# [Instructions to follow]
Will you output all of the data below exactly, omitting the images?

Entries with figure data
==============================

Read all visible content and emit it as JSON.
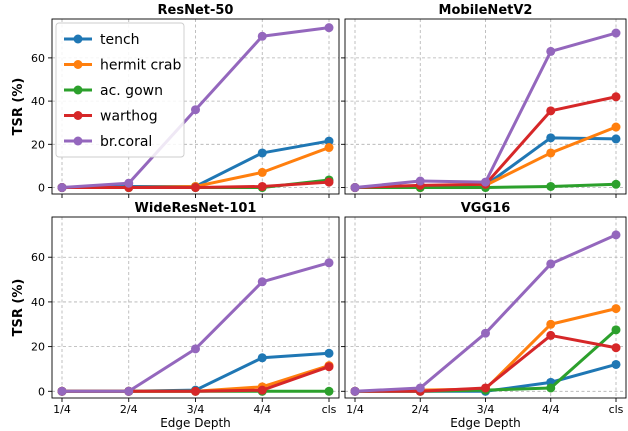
{
  "figure": {
    "ylabel": "TSR (%)",
    "xlabel": "Edge Depth"
  },
  "legend": {
    "entries": [
      "tench",
      "hermit crab",
      "ac. gown",
      "warthog",
      "br.coral"
    ]
  },
  "colors": {
    "tench": "#1f77b4",
    "hermit crab": "#ff7f0e",
    "ac. gown": "#2ca02c",
    "warthog": "#d62728",
    "br.coral": "#9467bd"
  },
  "chart_data": [
    {
      "type": "line",
      "title": "ResNet-50",
      "categories": [
        "1/4",
        "2/4",
        "3/4",
        "4/4",
        "cls"
      ],
      "ylim": [
        -3,
        78
      ],
      "yticks": [
        0,
        20,
        40,
        60
      ],
      "grid": true,
      "legend_position": "upper-left",
      "series": [
        {
          "name": "tench",
          "values": [
            0,
            0.5,
            0.5,
            16,
            21.5
          ]
        },
        {
          "name": "hermit crab",
          "values": [
            0,
            0,
            0.5,
            7,
            18.5
          ]
        },
        {
          "name": "ac. gown",
          "values": [
            0,
            0,
            0,
            0,
            3.5
          ]
        },
        {
          "name": "warthog",
          "values": [
            0,
            0,
            0,
            0.5,
            2.5
          ]
        },
        {
          "name": "br.coral",
          "values": [
            0,
            2,
            36,
            70,
            74
          ]
        }
      ]
    },
    {
      "type": "line",
      "title": "MobileNetV2",
      "categories": [
        "1/4",
        "2/4",
        "3/4",
        "4/4",
        "cls"
      ],
      "ylim": [
        -3,
        78
      ],
      "yticks": [
        0,
        20,
        40,
        60
      ],
      "grid": true,
      "series": [
        {
          "name": "tench",
          "values": [
            0,
            0.5,
            1,
            23,
            22.5
          ]
        },
        {
          "name": "hermit crab",
          "values": [
            0,
            0,
            1,
            16,
            28
          ]
        },
        {
          "name": "ac. gown",
          "values": [
            0,
            0,
            0,
            0.5,
            1.5
          ]
        },
        {
          "name": "warthog",
          "values": [
            0,
            1,
            1.5,
            35.5,
            42
          ]
        },
        {
          "name": "br.coral",
          "values": [
            0,
            3,
            2.5,
            63,
            71.5
          ]
        }
      ]
    },
    {
      "type": "line",
      "title": "WideResNet-101",
      "categories": [
        "1/4",
        "2/4",
        "3/4",
        "4/4",
        "cls"
      ],
      "ylim": [
        -3,
        78
      ],
      "yticks": [
        0,
        20,
        40,
        60
      ],
      "grid": true,
      "series": [
        {
          "name": "tench",
          "values": [
            0,
            0,
            0.5,
            15,
            17
          ]
        },
        {
          "name": "hermit crab",
          "values": [
            0,
            0,
            0,
            2,
            11.5
          ]
        },
        {
          "name": "ac. gown",
          "values": [
            0,
            0,
            0,
            0,
            0
          ]
        },
        {
          "name": "warthog",
          "values": [
            0,
            0,
            0,
            0.5,
            11
          ]
        },
        {
          "name": "br.coral",
          "values": [
            0,
            0,
            19,
            49,
            57.5
          ]
        }
      ]
    },
    {
      "type": "line",
      "title": "VGG16",
      "categories": [
        "1/4",
        "2/4",
        "3/4",
        "4/4",
        "cls"
      ],
      "ylim": [
        -3,
        78
      ],
      "yticks": [
        0,
        20,
        40,
        60
      ],
      "grid": true,
      "series": [
        {
          "name": "tench",
          "values": [
            0,
            0,
            0,
            4,
            12
          ]
        },
        {
          "name": "hermit crab",
          "values": [
            0,
            0.5,
            1,
            30,
            37
          ]
        },
        {
          "name": "ac. gown",
          "values": [
            0,
            0,
            0.5,
            1.5,
            27.5
          ]
        },
        {
          "name": "warthog",
          "values": [
            0,
            0,
            1.5,
            25,
            19.5
          ]
        },
        {
          "name": "br.coral",
          "values": [
            0,
            1.5,
            26,
            57,
            70
          ]
        }
      ]
    }
  ]
}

==============================

# [Output]
Read all visible content and emit it as JSON.
{
  "figure": {
    "ylabel": "TSR (%)",
    "xlabel": "Edge Depth"
  },
  "legend": {
    "entries": [
      "tench",
      "hermit crab",
      "ac. gown",
      "warthog",
      "br.coral"
    ]
  },
  "colors": {
    "tench": "#1f77b4",
    "hermit crab": "#ff7f0e",
    "ac. gown": "#2ca02c",
    "warthog": "#d62728",
    "br.coral": "#9467bd"
  },
  "chart_data": [
    {
      "type": "line",
      "title": "ResNet-50",
      "categories": [
        "1/4",
        "2/4",
        "3/4",
        "4/4",
        "cls"
      ],
      "ylim": [
        -3,
        78
      ],
      "yticks": [
        0,
        20,
        40,
        60
      ],
      "grid": true,
      "legend_position": "upper-left",
      "series": [
        {
          "name": "tench",
          "values": [
            0,
            0.5,
            0.5,
            16,
            21.5
          ]
        },
        {
          "name": "hermit crab",
          "values": [
            0,
            0,
            0.5,
            7,
            18.5
          ]
        },
        {
          "name": "ac. gown",
          "values": [
            0,
            0,
            0,
            0,
            3.5
          ]
        },
        {
          "name": "warthog",
          "values": [
            0,
            0,
            0,
            0.5,
            2.5
          ]
        },
        {
          "name": "br.coral",
          "values": [
            0,
            2,
            36,
            70,
            74
          ]
        }
      ]
    },
    {
      "type": "line",
      "title": "MobileNetV2",
      "categories": [
        "1/4",
        "2/4",
        "3/4",
        "4/4",
        "cls"
      ],
      "ylim": [
        -3,
        78
      ],
      "yticks": [
        0,
        20,
        40,
        60
      ],
      "grid": true,
      "series": [
        {
          "name": "tench",
          "values": [
            0,
            0.5,
            1,
            23,
            22.5
          ]
        },
        {
          "name": "hermit crab",
          "values": [
            0,
            0,
            1,
            16,
            28
          ]
        },
        {
          "name": "ac. gown",
          "values": [
            0,
            0,
            0,
            0.5,
            1.5
          ]
        },
        {
          "name": "warthog",
          "values": [
            0,
            1,
            1.5,
            35.5,
            42
          ]
        },
        {
          "name": "br.coral",
          "values": [
            0,
            3,
            2.5,
            63,
            71.5
          ]
        }
      ]
    },
    {
      "type": "line",
      "title": "WideResNet-101",
      "categories": [
        "1/4",
        "2/4",
        "3/4",
        "4/4",
        "cls"
      ],
      "ylim": [
        -3,
        78
      ],
      "yticks": [
        0,
        20,
        40,
        60
      ],
      "grid": true,
      "series": [
        {
          "name": "tench",
          "values": [
            0,
            0,
            0.5,
            15,
            17
          ]
        },
        {
          "name": "hermit crab",
          "values": [
            0,
            0,
            0,
            2,
            11.5
          ]
        },
        {
          "name": "ac. gown",
          "values": [
            0,
            0,
            0,
            0,
            0
          ]
        },
        {
          "name": "warthog",
          "values": [
            0,
            0,
            0,
            0.5,
            11
          ]
        },
        {
          "name": "br.coral",
          "values": [
            0,
            0,
            19,
            49,
            57.5
          ]
        }
      ]
    },
    {
      "type": "line",
      "title": "VGG16",
      "categories": [
        "1/4",
        "2/4",
        "3/4",
        "4/4",
        "cls"
      ],
      "ylim": [
        -3,
        78
      ],
      "yticks": [
        0,
        20,
        40,
        60
      ],
      "grid": true,
      "series": [
        {
          "name": "tench",
          "values": [
            0,
            0,
            0,
            4,
            12
          ]
        },
        {
          "name": "hermit crab",
          "values": [
            0,
            0.5,
            1,
            30,
            37
          ]
        },
        {
          "name": "ac. gown",
          "values": [
            0,
            0,
            0.5,
            1.5,
            27.5
          ]
        },
        {
          "name": "warthog",
          "values": [
            0,
            0,
            1.5,
            25,
            19.5
          ]
        },
        {
          "name": "br.coral",
          "values": [
            0,
            1.5,
            26,
            57,
            70
          ]
        }
      ]
    }
  ]
}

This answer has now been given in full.